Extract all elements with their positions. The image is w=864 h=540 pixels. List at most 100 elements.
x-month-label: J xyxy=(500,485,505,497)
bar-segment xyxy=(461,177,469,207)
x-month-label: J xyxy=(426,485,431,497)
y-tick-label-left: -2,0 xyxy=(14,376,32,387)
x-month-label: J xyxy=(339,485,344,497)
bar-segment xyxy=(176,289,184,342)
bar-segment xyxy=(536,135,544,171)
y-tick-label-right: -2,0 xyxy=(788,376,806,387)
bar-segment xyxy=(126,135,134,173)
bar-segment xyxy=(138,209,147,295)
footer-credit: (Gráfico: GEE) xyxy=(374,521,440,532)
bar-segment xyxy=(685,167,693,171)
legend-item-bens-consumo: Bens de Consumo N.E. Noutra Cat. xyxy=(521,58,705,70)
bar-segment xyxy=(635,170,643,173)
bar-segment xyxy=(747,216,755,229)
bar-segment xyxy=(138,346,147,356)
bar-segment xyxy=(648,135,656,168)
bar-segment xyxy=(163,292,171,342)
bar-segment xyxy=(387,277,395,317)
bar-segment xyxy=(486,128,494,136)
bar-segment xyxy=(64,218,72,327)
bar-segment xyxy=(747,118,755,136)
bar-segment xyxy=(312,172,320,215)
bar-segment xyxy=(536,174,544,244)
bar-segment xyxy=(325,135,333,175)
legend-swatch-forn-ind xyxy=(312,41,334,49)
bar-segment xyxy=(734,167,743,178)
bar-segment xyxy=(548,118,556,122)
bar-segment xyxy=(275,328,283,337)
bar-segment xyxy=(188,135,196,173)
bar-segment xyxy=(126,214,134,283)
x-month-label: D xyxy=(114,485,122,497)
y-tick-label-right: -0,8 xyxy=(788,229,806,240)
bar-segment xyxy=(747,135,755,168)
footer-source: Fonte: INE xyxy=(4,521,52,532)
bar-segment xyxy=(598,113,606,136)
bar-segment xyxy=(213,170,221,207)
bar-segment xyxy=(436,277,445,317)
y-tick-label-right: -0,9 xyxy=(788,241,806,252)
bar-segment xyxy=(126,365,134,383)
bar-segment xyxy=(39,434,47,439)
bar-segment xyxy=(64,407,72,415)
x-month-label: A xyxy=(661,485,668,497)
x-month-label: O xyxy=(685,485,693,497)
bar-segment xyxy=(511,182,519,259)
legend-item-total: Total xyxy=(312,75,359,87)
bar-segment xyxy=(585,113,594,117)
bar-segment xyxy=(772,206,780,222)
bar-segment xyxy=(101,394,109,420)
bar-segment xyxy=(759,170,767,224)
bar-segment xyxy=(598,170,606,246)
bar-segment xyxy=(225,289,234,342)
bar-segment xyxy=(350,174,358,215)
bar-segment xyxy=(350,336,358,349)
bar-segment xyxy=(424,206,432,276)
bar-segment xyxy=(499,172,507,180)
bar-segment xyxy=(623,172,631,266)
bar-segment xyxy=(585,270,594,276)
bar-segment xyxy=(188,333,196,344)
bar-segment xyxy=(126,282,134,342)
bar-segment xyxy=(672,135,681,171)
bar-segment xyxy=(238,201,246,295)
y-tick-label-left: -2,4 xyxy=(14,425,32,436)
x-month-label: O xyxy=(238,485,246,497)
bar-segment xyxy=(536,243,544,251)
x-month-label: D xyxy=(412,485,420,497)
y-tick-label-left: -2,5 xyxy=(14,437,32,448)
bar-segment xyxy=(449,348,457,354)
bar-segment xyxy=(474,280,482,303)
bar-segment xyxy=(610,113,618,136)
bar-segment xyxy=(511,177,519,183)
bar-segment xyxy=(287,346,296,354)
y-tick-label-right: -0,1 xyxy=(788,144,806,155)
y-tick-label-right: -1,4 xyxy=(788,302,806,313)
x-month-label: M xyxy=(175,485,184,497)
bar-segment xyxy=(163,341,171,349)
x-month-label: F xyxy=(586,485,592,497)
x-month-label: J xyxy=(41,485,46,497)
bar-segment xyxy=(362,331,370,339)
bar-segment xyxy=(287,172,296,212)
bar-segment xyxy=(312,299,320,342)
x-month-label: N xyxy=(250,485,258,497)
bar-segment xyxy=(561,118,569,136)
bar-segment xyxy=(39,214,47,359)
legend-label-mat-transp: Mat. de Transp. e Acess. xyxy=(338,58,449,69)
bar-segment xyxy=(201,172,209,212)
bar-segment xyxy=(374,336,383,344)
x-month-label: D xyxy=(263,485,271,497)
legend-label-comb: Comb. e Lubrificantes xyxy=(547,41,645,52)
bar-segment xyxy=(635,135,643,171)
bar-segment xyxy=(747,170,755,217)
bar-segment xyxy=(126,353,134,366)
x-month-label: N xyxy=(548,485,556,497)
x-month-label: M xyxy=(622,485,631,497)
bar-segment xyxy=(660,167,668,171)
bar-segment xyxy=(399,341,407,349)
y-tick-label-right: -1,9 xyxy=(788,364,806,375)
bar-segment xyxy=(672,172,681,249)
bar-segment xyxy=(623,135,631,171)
======
Please copy the data from its first line through the line containing "bar-segment xyxy=(585,113,594,117)", both included, keeping every line exactly as it appears.

__Answer for this exercise__
Extract all elements with their positions. The image is w=864 h=540 pixels. List at most 100 elements.
x-month-label: J xyxy=(500,485,505,497)
bar-segment xyxy=(461,177,469,207)
x-month-label: J xyxy=(426,485,431,497)
y-tick-label-left: -2,0 xyxy=(14,376,32,387)
x-month-label: J xyxy=(339,485,344,497)
bar-segment xyxy=(176,289,184,342)
bar-segment xyxy=(536,135,544,171)
y-tick-label-right: -2,0 xyxy=(788,376,806,387)
bar-segment xyxy=(126,135,134,173)
bar-segment xyxy=(138,209,147,295)
footer-credit: (Gráfico: GEE) xyxy=(374,521,440,532)
bar-segment xyxy=(685,167,693,171)
legend-item-bens-consumo: Bens de Consumo N.E. Noutra Cat. xyxy=(521,58,705,70)
bar-segment xyxy=(635,170,643,173)
bar-segment xyxy=(747,216,755,229)
bar-segment xyxy=(138,346,147,356)
bar-segment xyxy=(648,135,656,168)
bar-segment xyxy=(163,292,171,342)
bar-segment xyxy=(387,277,395,317)
bar-segment xyxy=(486,128,494,136)
bar-segment xyxy=(64,218,72,327)
bar-segment xyxy=(747,118,755,136)
bar-segment xyxy=(312,172,320,215)
bar-segment xyxy=(536,174,544,244)
bar-segment xyxy=(325,135,333,175)
legend-swatch-forn-ind xyxy=(312,41,334,49)
bar-segment xyxy=(734,167,743,178)
bar-segment xyxy=(548,118,556,122)
bar-segment xyxy=(275,328,283,337)
bar-segment xyxy=(188,135,196,173)
bar-segment xyxy=(126,214,134,283)
x-month-label: D xyxy=(114,485,122,497)
y-tick-label-right: -0,8 xyxy=(788,229,806,240)
bar-segment xyxy=(747,135,755,168)
footer-source: Fonte: INE xyxy=(4,521,52,532)
bar-segment xyxy=(598,113,606,136)
bar-segment xyxy=(213,170,221,207)
bar-segment xyxy=(436,277,445,317)
y-tick-label-right: -0,9 xyxy=(788,241,806,252)
bar-segment xyxy=(126,365,134,383)
bar-segment xyxy=(39,434,47,439)
bar-segment xyxy=(64,407,72,415)
x-month-label: A xyxy=(661,485,668,497)
x-month-label: O xyxy=(685,485,693,497)
bar-segment xyxy=(511,182,519,259)
legend-item-total: Total xyxy=(312,75,359,87)
bar-segment xyxy=(585,113,594,117)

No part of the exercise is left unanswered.